# [Exercise]
In the records that follow, show each line where the word "https" is present.

# [Working data]

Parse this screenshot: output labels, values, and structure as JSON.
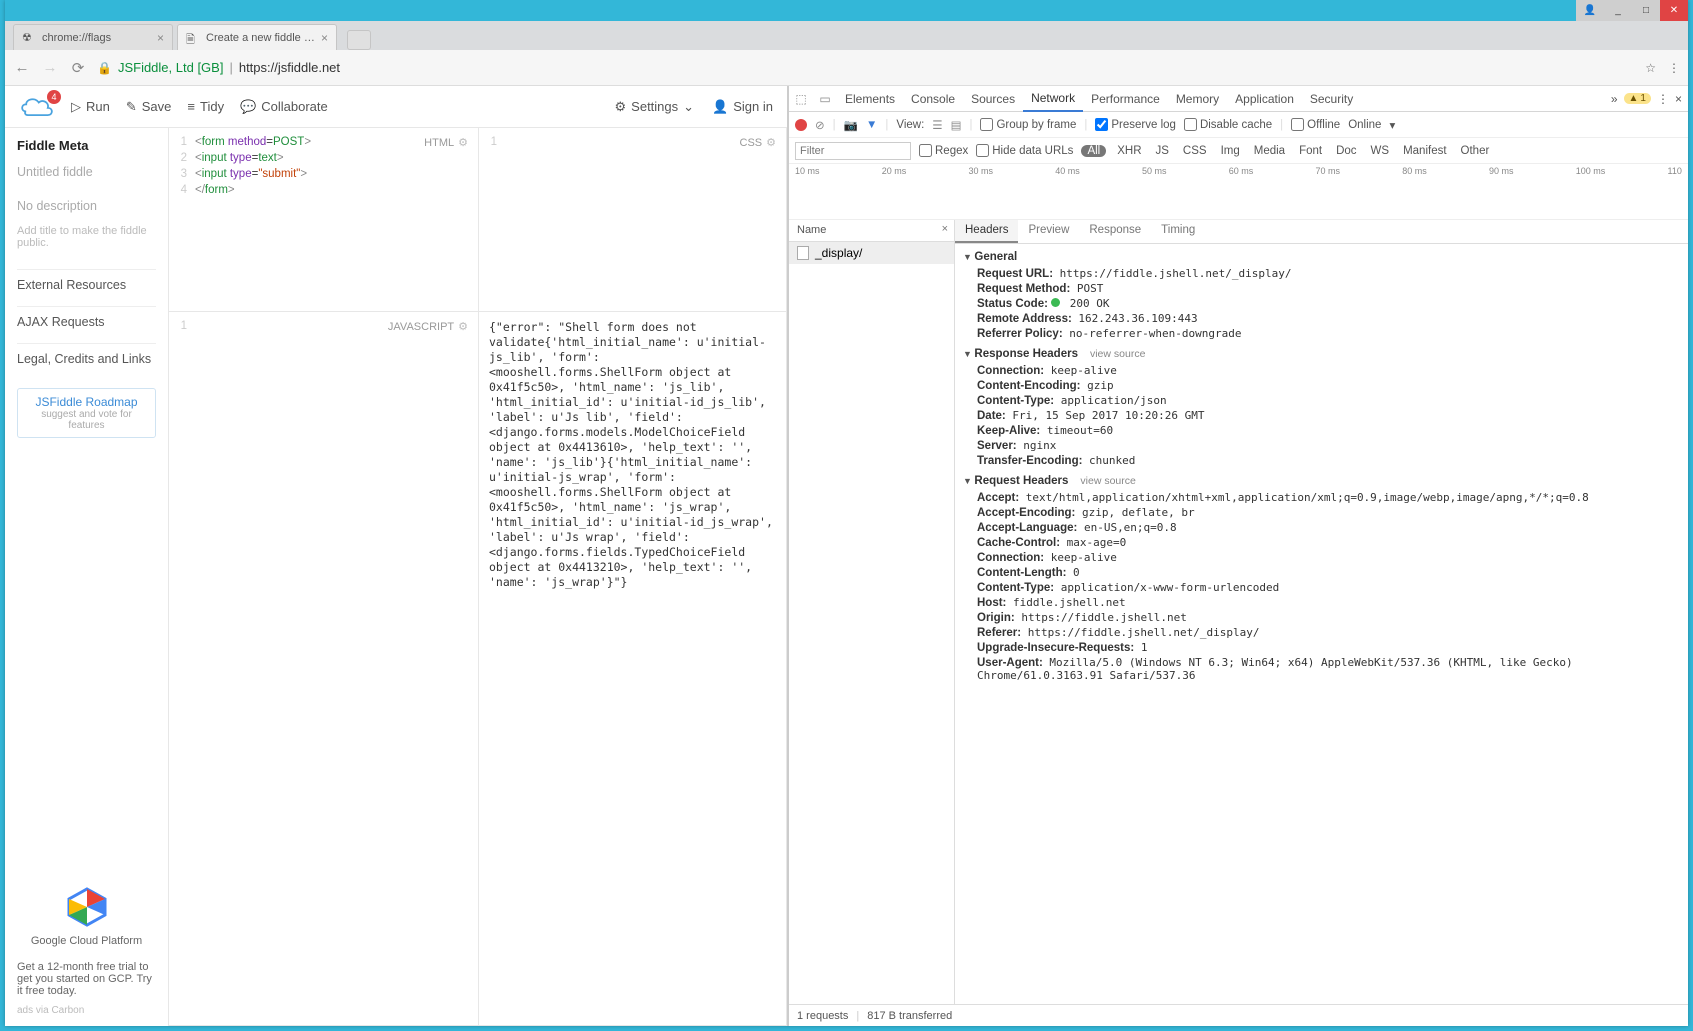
{
  "window": {
    "user": "👤",
    "min": "_",
    "max": "□",
    "close": "✕"
  },
  "tabs": [
    {
      "title": "chrome://flags",
      "active": false
    },
    {
      "title": "Create a new fiddle - JSF",
      "active": true
    }
  ],
  "omnibar": {
    "org": "JSFiddle, Ltd [GB]",
    "url_host": "https://jsfiddle.net"
  },
  "jsf": {
    "badge": "4",
    "run": "Run",
    "save": "Save",
    "tidy": "Tidy",
    "collab": "Collaborate",
    "settings": "Settings",
    "signin": "Sign in",
    "sidebar": {
      "meta": "Fiddle Meta",
      "title_ph": "Untitled fiddle",
      "desc_ph": "No description",
      "hint": "Add title to make the fiddle public.",
      "ext": "External Resources",
      "ajax": "AJAX Requests",
      "legal": "Legal, Credits and Links",
      "roadmap_t": "JSFiddle Roadmap",
      "roadmap_s": "suggest and vote for features",
      "ad_t": "Google Cloud Platform",
      "ad_b": "Get a 12-month free trial to get you started on GCP. Try it free today.",
      "carbon": "ads via Carbon"
    },
    "panes": {
      "html_label": "HTML",
      "css_label": "CSS",
      "js_label": "JAVASCRIPT",
      "html_lines": [
        "1",
        "2",
        "3",
        "4"
      ],
      "html_code": "<form method=POST>\n<input type=text>\n<input type=\"submit\">\n</form>",
      "result": "{\"error\": \"Shell form does not validate{'html_initial_name': u'initial-js_lib', 'form': <mooshell.forms.ShellForm object at 0x41f5c50>, 'html_name': 'js_lib', 'html_initial_id': u'initial-id_js_lib', 'label': u'Js lib', 'field': <django.forms.models.ModelChoiceField object at 0x4413610>, 'help_text': '', 'name': 'js_lib'}{'html_initial_name': u'initial-js_wrap', 'form': <mooshell.forms.ShellForm object at 0x41f5c50>, 'html_name': 'js_wrap', 'html_initial_id': u'initial-id_js_wrap', 'label': u'Js wrap', 'field': <django.forms.fields.TypedChoiceField object at 0x4413210>, 'help_text': '', 'name': 'js_wrap'}\"}"
    }
  },
  "devtools": {
    "tabs": [
      "Elements",
      "Console",
      "Sources",
      "Network",
      "Performance",
      "Memory",
      "Application",
      "Security"
    ],
    "active_tab": "Network",
    "more": "»",
    "warn_count": "1",
    "toolbar": {
      "view": "View:",
      "group": "Group by frame",
      "preserve": "Preserve log",
      "disable": "Disable cache",
      "offline": "Offline",
      "online": "Online"
    },
    "filter": {
      "ph": "Filter",
      "regex": "Regex",
      "hide": "Hide data URLs",
      "types": [
        "All",
        "XHR",
        "JS",
        "CSS",
        "Img",
        "Media",
        "Font",
        "Doc",
        "WS",
        "Manifest",
        "Other"
      ]
    },
    "timeline_ticks": [
      "10 ms",
      "20 ms",
      "30 ms",
      "40 ms",
      "50 ms",
      "60 ms",
      "70 ms",
      "80 ms",
      "90 ms",
      "100 ms",
      "110"
    ],
    "name_hdr": "Name",
    "request_name": "_display/",
    "detail_tabs": [
      "Headers",
      "Preview",
      "Response",
      "Timing"
    ],
    "general_h": "General",
    "general": [
      {
        "k": "Request URL:",
        "v": "https://fiddle.jshell.net/_display/"
      },
      {
        "k": "Request Method:",
        "v": "POST"
      },
      {
        "k": "Status Code:",
        "v": "200 OK",
        "status": true
      },
      {
        "k": "Remote Address:",
        "v": "162.243.36.109:443"
      },
      {
        "k": "Referrer Policy:",
        "v": "no-referrer-when-downgrade"
      }
    ],
    "resp_h": "Response Headers",
    "view_source": "view source",
    "response_headers": [
      {
        "k": "Connection:",
        "v": "keep-alive"
      },
      {
        "k": "Content-Encoding:",
        "v": "gzip"
      },
      {
        "k": "Content-Type:",
        "v": "application/json"
      },
      {
        "k": "Date:",
        "v": "Fri, 15 Sep 2017 10:20:26 GMT"
      },
      {
        "k": "Keep-Alive:",
        "v": "timeout=60"
      },
      {
        "k": "Server:",
        "v": "nginx"
      },
      {
        "k": "Transfer-Encoding:",
        "v": "chunked"
      }
    ],
    "req_h": "Request Headers",
    "request_headers": [
      {
        "k": "Accept:",
        "v": "text/html,application/xhtml+xml,application/xml;q=0.9,image/webp,image/apng,*/*;q=0.8"
      },
      {
        "k": "Accept-Encoding:",
        "v": "gzip, deflate, br"
      },
      {
        "k": "Accept-Language:",
        "v": "en-US,en;q=0.8"
      },
      {
        "k": "Cache-Control:",
        "v": "max-age=0"
      },
      {
        "k": "Connection:",
        "v": "keep-alive"
      },
      {
        "k": "Content-Length:",
        "v": "0"
      },
      {
        "k": "Content-Type:",
        "v": "application/x-www-form-urlencoded"
      },
      {
        "k": "Host:",
        "v": "fiddle.jshell.net"
      },
      {
        "k": "Origin:",
        "v": "https://fiddle.jshell.net"
      },
      {
        "k": "Referer:",
        "v": "https://fiddle.jshell.net/_display/"
      },
      {
        "k": "Upgrade-Insecure-Requests:",
        "v": "1"
      },
      {
        "k": "User-Agent:",
        "v": "Mozilla/5.0 (Windows NT 6.3; Win64; x64) AppleWebKit/537.36 (KHTML, like Gecko) Chrome/61.0.3163.91 Safari/537.36"
      }
    ],
    "status": {
      "reqs": "1 requests",
      "xfer": "817 B transferred"
    }
  }
}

# [The response]
    "url_host": "https://jsfiddle.net"
        "v": "https://fiddle.jshell.net/_display/"
        "v": "https://fiddle.jshell.net"
        "v": "https://fiddle.jshell.net/_display/"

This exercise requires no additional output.